## [To be done]
Say how many lines contain the word "heading" and give no other text.

(Data items)
╭──

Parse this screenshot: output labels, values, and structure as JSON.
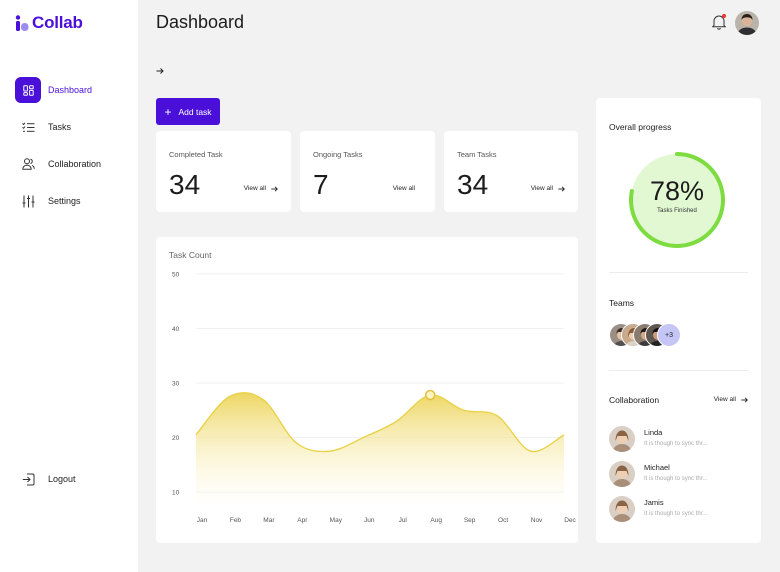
{
  "app": {
    "name": "Collab"
  },
  "sidebar": {
    "items": [
      {
        "label": "Dashboard",
        "icon": "dashboard-icon",
        "active": true
      },
      {
        "label": "Tasks",
        "icon": "tasks-icon",
        "active": false
      },
      {
        "label": "Collaboration",
        "icon": "users-icon",
        "active": false
      },
      {
        "label": "Settings",
        "icon": "sliders-icon",
        "active": false
      }
    ],
    "logout_label": "Logout"
  },
  "header": {
    "title": "Dashboard"
  },
  "toolbar": {
    "add_task_label": "Add task"
  },
  "stats": [
    {
      "label": "Completed Task",
      "value": "34",
      "link": "View all"
    },
    {
      "label": "Ongoing Tasks",
      "value": "7",
      "link": "View all"
    },
    {
      "label": "Team Tasks",
      "value": "34",
      "link": "View all"
    }
  ],
  "chart": {
    "title": "Task Count"
  },
  "chart_data": {
    "type": "area",
    "title": "Task Count",
    "categories": [
      "Jan",
      "Feb",
      "Mar",
      "Apr",
      "May",
      "Jun",
      "Jul",
      "Aug",
      "Sep",
      "Oct",
      "Nov",
      "Dec"
    ],
    "values": [
      20.5,
      27.5,
      27,
      19,
      17.5,
      20,
      23,
      27.8,
      25,
      24,
      17.5,
      20.5
    ],
    "yticks": [
      10,
      20,
      30,
      40,
      50
    ],
    "ylim": [
      8,
      52
    ],
    "highlight_index": 7,
    "grid": true,
    "color": "#e9d043"
  },
  "progress": {
    "heading": "Overall progress",
    "percent_text": "78%",
    "percent": 78,
    "caption": "Tasks Finished",
    "color": "#7ddc3f",
    "fill": "#e1f8d3"
  },
  "teams": {
    "heading": "Teams",
    "more_label": "+3"
  },
  "collaboration": {
    "heading": "Collaboration",
    "link": "View all",
    "people": [
      {
        "name": "Linda",
        "message": "It is though to sync thr..."
      },
      {
        "name": "Michael",
        "message": "It is though to sync thr..."
      },
      {
        "name": "Jamis",
        "message": "It is though to sync thr..."
      }
    ]
  },
  "colors": {
    "accent": "#4a10d9",
    "background": "#f2f2f2",
    "card": "#ffffff",
    "notification": "#e53935"
  }
}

╰──

## [Solution to this problem]
3